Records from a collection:
>> START
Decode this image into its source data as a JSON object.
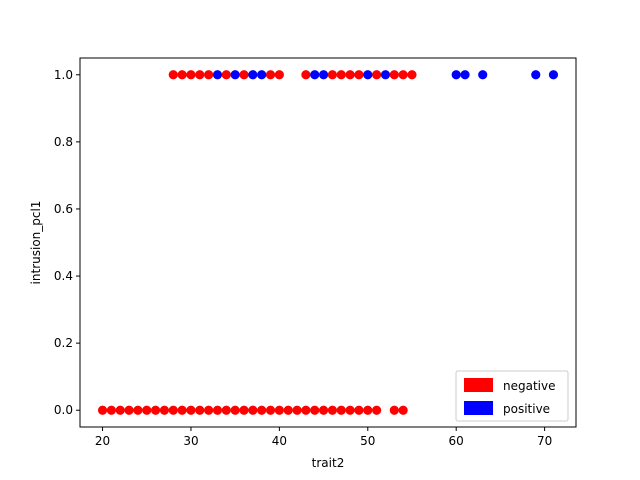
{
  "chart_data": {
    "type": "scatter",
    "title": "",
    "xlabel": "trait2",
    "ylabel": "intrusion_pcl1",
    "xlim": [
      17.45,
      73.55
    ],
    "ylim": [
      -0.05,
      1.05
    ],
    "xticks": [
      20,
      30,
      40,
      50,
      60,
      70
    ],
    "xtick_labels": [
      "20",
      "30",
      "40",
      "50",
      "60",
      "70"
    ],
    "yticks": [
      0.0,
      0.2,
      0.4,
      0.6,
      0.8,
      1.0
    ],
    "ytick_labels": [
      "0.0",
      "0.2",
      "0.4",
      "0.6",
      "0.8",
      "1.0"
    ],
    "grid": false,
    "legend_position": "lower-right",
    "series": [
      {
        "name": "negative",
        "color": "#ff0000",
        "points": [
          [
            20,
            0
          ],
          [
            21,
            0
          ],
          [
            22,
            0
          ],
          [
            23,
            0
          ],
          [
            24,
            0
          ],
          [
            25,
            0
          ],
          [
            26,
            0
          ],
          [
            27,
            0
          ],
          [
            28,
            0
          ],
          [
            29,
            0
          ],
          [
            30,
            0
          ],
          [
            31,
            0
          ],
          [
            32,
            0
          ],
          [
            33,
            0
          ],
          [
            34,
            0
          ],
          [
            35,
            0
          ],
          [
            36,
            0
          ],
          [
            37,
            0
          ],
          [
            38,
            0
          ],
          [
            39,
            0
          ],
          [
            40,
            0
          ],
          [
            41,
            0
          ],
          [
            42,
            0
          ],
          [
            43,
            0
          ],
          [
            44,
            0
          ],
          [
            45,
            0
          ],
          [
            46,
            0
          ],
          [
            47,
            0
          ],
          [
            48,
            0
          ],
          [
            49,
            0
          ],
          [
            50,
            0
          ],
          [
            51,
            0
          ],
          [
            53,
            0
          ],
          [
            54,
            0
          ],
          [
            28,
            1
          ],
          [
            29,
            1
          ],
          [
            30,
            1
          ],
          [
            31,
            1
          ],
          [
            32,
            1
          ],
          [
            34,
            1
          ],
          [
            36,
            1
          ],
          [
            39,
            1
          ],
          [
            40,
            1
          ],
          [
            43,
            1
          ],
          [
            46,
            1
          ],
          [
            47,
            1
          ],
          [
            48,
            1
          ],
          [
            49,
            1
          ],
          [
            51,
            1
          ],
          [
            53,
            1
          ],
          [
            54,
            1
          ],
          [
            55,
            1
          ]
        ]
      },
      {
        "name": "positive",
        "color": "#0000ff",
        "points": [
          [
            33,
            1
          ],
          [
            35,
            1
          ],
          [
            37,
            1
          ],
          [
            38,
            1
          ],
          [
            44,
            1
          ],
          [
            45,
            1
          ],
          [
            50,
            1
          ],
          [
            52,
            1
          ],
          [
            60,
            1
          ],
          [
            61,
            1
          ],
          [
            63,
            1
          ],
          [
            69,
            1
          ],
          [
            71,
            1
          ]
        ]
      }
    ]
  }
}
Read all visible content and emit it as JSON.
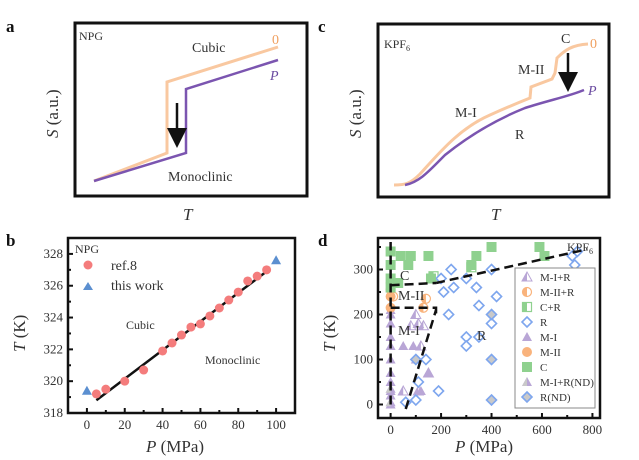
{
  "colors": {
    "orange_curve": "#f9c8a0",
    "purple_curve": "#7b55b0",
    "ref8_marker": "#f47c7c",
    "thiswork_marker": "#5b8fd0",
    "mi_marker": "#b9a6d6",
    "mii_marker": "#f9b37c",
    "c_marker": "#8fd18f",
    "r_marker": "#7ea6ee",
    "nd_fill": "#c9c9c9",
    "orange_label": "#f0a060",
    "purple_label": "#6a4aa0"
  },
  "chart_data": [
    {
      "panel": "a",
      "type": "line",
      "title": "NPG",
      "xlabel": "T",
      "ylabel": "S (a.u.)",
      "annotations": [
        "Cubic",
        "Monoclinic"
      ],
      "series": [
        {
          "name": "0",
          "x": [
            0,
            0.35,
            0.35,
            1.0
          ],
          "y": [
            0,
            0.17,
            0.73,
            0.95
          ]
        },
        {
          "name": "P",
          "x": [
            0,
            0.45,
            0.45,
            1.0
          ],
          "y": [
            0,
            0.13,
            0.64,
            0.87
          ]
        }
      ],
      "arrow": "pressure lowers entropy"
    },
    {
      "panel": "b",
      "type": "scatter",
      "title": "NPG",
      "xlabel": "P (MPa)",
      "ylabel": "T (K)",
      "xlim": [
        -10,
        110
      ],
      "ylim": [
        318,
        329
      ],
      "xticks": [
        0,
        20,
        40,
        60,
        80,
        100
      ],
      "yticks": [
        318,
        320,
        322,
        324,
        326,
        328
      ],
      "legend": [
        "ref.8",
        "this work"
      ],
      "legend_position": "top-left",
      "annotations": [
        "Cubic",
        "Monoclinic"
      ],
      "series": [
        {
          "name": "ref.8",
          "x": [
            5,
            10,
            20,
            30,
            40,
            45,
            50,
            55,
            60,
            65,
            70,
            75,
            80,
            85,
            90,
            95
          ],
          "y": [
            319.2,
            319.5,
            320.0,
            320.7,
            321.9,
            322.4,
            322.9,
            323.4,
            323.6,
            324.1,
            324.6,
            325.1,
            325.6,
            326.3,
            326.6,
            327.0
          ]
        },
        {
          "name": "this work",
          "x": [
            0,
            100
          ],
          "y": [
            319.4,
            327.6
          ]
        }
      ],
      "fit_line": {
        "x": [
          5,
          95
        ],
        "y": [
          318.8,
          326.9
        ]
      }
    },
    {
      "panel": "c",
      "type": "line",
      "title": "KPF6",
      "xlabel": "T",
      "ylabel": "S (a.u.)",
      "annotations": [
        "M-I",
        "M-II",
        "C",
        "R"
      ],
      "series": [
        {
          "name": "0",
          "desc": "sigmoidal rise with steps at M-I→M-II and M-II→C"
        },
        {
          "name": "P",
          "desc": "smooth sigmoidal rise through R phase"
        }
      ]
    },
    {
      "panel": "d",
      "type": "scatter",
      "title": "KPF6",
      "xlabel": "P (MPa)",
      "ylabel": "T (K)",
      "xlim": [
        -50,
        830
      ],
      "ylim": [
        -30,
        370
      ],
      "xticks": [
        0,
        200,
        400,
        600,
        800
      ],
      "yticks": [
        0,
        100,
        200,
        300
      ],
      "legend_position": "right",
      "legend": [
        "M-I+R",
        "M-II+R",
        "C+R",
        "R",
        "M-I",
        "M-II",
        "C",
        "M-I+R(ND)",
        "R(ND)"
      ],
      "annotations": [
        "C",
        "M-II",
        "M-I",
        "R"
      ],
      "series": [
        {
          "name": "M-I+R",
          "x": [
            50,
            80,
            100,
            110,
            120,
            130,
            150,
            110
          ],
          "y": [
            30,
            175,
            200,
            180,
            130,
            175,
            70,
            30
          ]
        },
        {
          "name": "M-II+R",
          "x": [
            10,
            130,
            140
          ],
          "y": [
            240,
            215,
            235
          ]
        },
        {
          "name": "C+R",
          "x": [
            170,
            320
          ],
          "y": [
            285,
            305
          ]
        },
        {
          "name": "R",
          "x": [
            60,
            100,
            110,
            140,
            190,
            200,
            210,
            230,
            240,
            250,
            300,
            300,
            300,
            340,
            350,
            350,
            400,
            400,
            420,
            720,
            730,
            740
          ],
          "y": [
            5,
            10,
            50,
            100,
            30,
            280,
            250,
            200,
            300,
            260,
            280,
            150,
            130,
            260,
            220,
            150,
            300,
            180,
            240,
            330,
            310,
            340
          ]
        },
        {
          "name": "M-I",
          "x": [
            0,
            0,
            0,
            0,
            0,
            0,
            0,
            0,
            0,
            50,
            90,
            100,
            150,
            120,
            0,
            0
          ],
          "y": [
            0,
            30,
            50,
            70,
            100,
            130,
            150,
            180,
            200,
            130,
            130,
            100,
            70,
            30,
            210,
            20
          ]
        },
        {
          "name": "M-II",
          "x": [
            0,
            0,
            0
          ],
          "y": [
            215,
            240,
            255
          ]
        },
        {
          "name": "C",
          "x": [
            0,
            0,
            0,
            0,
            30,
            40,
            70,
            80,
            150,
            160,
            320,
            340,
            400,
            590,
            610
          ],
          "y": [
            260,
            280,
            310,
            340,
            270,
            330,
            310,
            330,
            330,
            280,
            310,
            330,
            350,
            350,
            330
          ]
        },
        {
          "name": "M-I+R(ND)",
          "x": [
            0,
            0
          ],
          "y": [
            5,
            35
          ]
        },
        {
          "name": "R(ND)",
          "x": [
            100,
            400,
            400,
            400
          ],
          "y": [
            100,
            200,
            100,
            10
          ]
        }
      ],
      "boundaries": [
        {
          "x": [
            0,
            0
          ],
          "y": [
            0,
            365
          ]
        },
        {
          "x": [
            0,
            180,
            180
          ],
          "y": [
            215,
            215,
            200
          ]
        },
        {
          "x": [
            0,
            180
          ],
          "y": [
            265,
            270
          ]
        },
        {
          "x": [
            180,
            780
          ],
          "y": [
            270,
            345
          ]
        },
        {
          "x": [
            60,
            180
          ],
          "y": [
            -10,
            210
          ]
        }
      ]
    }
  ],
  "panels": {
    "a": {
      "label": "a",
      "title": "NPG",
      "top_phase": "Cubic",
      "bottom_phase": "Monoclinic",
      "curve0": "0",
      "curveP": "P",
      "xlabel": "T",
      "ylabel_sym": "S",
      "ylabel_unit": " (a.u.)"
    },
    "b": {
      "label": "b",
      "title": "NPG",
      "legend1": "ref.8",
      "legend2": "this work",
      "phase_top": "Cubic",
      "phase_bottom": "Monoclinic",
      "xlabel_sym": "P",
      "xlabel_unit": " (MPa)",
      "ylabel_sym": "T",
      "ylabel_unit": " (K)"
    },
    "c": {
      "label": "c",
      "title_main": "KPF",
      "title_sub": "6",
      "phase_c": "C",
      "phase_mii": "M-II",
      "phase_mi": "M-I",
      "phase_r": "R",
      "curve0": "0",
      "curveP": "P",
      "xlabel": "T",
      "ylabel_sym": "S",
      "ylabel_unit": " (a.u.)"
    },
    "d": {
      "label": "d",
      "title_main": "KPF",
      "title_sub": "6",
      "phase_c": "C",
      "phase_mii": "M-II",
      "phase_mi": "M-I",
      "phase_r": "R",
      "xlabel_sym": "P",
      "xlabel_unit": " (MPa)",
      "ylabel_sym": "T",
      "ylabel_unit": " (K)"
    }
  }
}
>> END
All lines that include "desc" are to be gathered and copied.

          "desc": "sigmoidal rise with steps at M-I→M-II and M-II→C"
          "desc": "smooth sigmoidal rise through R phase"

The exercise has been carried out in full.